> _Given data_
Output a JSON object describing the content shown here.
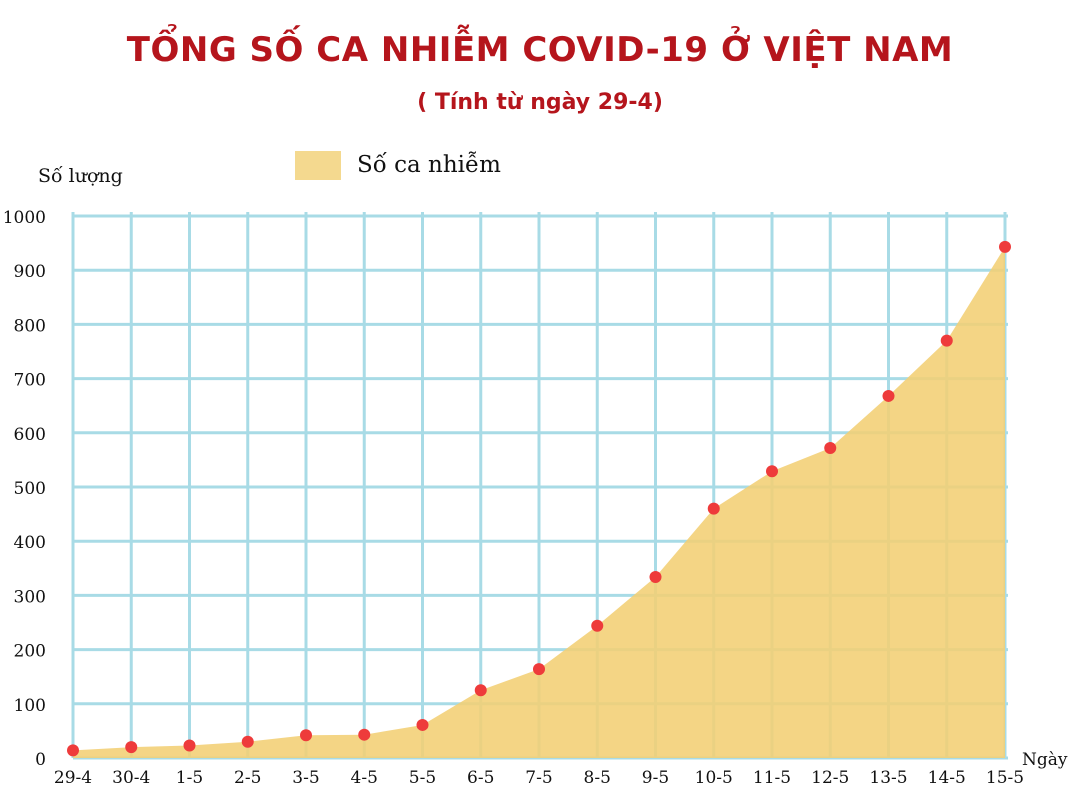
{
  "title": "TỔNG SỐ CA NHIỄM COVID-19 Ở VIỆT NAM",
  "subtitle": "( Tính từ ngày 29-4)",
  "chart_data": {
    "type": "area",
    "title": "TỔNG SỐ CA NHIỄM COVID-19 Ở VIỆT NAM",
    "subtitle": "( Tính từ ngày 29-4)",
    "xlabel": "Ngày",
    "ylabel": "Số lượng",
    "categories": [
      "29-4",
      "30-4",
      "1-5",
      "2-5",
      "3-5",
      "4-5",
      "5-5",
      "6-5",
      "7-5",
      "8-5",
      "9-5",
      "10-5",
      "11-5",
      "12-5",
      "13-5",
      "14-5",
      "15-5"
    ],
    "series": [
      {
        "name": "Số ca nhiễm",
        "values": [
          14,
          20,
          23,
          30,
          42,
          43,
          61,
          125,
          164,
          244,
          334,
          460,
          529,
          572,
          668,
          770,
          943
        ]
      }
    ],
    "ylim": [
      0,
      1000
    ],
    "yticks": [
      0,
      100,
      200,
      300,
      400,
      500,
      600,
      700,
      800,
      900,
      1000
    ],
    "grid": true,
    "legend_position": "top-left",
    "colors": {
      "area_fill": "#f2cf74",
      "marker": "#ee3b3b",
      "grid": "#a8dbe6",
      "title": "#b5151c"
    }
  }
}
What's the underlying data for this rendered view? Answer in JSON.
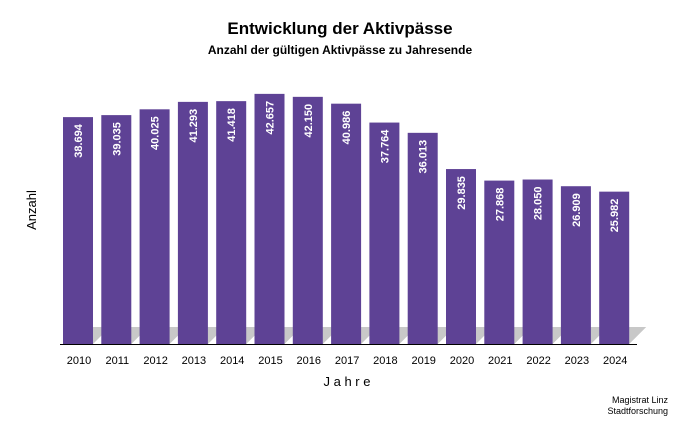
{
  "chart_data": {
    "type": "bar",
    "title": "Entwicklung der Aktivpässe",
    "subtitle": "Anzahl der gültigen Aktivpässe zu Jahresende",
    "xlabel": "J a h r e",
    "ylabel": "Anzahl",
    "categories": [
      "2010",
      "2011",
      "2012",
      "2013",
      "2014",
      "2015",
      "2016",
      "2017",
      "2018",
      "2019",
      "2020",
      "2021",
      "2022",
      "2023",
      "2024"
    ],
    "values": [
      38694,
      39035,
      40025,
      41293,
      41418,
      42657,
      42150,
      40986,
      37764,
      36013,
      29835,
      27868,
      28050,
      26909,
      25982
    ],
    "value_labels": [
      "38.694",
      "39.035",
      "40.025",
      "41.293",
      "41.418",
      "42.657",
      "42.150",
      "40.986",
      "37.764",
      "36.013",
      "29.835",
      "27.868",
      "28.050",
      "26.909",
      "25.982"
    ],
    "ylim": [
      0,
      44000
    ],
    "grid": false,
    "legend": "none",
    "bar_color": "#5e4295",
    "shadow_color": "#c8c8c8"
  },
  "footer": {
    "line1": "Magistrat Linz",
    "line2": "Stadtforschung"
  }
}
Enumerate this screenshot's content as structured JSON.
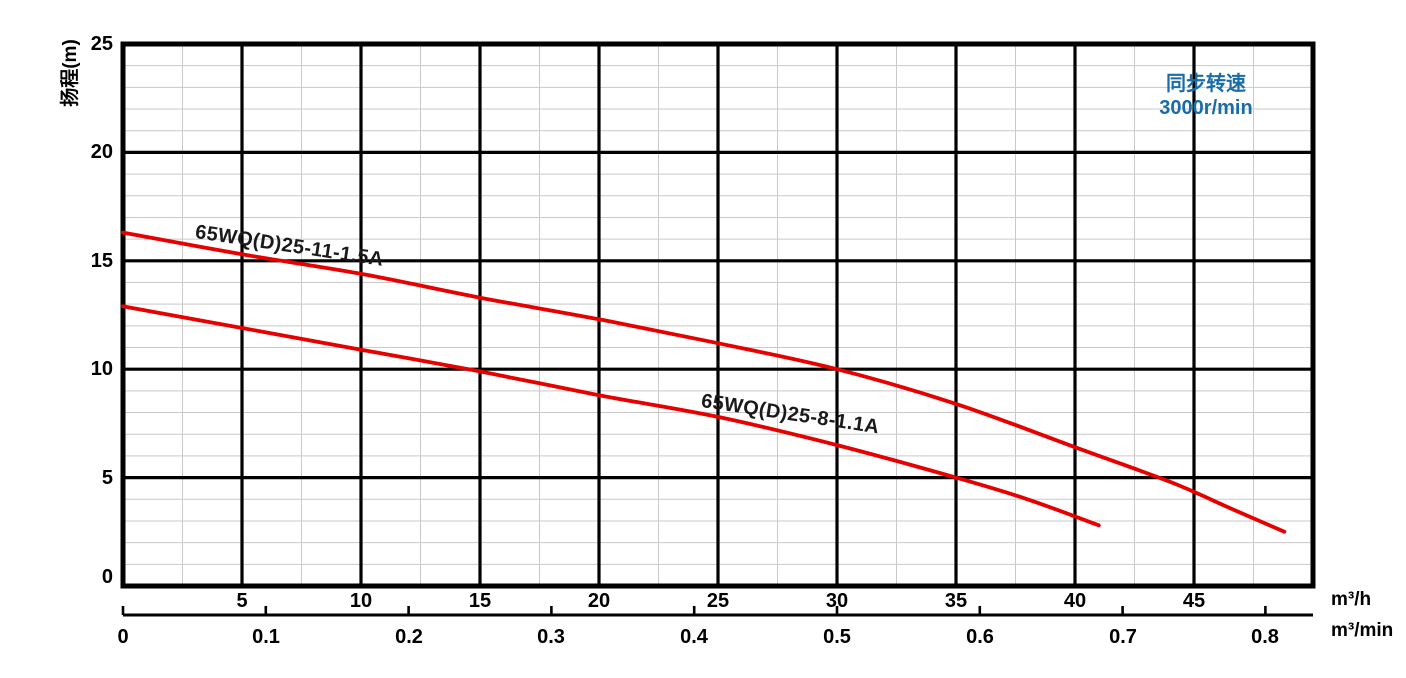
{
  "legend": {
    "line1": "同步转速",
    "line2": "3000r/min",
    "color": "#1a6ca6"
  },
  "axes": {
    "y_title": "扬程(m)",
    "x_unit_primary": "m³/h",
    "x_unit_secondary": "m³/min",
    "y_ticks": [
      0,
      5,
      10,
      15,
      20,
      25
    ],
    "x_ticks_h": [
      5,
      10,
      15,
      20,
      25,
      30,
      35,
      40,
      45
    ],
    "x_ticks_min": [
      "0",
      "0.1",
      "0.2",
      "0.3",
      "0.4",
      "0.5",
      "0.6",
      "0.7",
      "0.8"
    ]
  },
  "chart_data": {
    "type": "line",
    "title": "",
    "xlabel": "m³/h (secondary scale m³/min)",
    "ylabel": "扬程(m)",
    "xlim": [
      0,
      50
    ],
    "ylim": [
      0,
      25
    ],
    "x_major_step": 5,
    "x_minor_step": 2.5,
    "y_major_step": 5,
    "y_minor_step": 1,
    "grid": "on",
    "legend_position": "top-right",
    "legend_text": "同步转速 3000r/min",
    "secondary_x_scale_factor": 60,
    "curve_color": "#e60000",
    "series": [
      {
        "name": "65WQ(D)25-11-1.5A",
        "color": "#e60000",
        "points": [
          [
            0,
            16.3
          ],
          [
            5,
            15.3
          ],
          [
            10,
            14.4
          ],
          [
            15,
            13.3
          ],
          [
            20,
            12.3
          ],
          [
            25,
            11.2
          ],
          [
            30,
            10.0
          ],
          [
            35,
            8.4
          ],
          [
            40,
            6.4
          ],
          [
            44,
            4.8
          ],
          [
            46.5,
            3.6
          ],
          [
            48.8,
            2.5
          ]
        ]
      },
      {
        "name": "65WQ(D)25-8-1.1A",
        "color": "#e60000",
        "points": [
          [
            0,
            12.9
          ],
          [
            5,
            11.9
          ],
          [
            10,
            10.9
          ],
          [
            15,
            9.9
          ],
          [
            20,
            8.8
          ],
          [
            25,
            7.8
          ],
          [
            30,
            6.5
          ],
          [
            35,
            5.0
          ],
          [
            38,
            4.0
          ],
          [
            41,
            2.8
          ]
        ]
      }
    ]
  }
}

> _Exercise goal_
Show every line in the records above that contains the word "JSON".

> _The completed task_
Output a JSON object describing the content shown here.
What's the underlying data for this rendered view? Answer in JSON.
Enumerate this screenshot's content as structured JSON.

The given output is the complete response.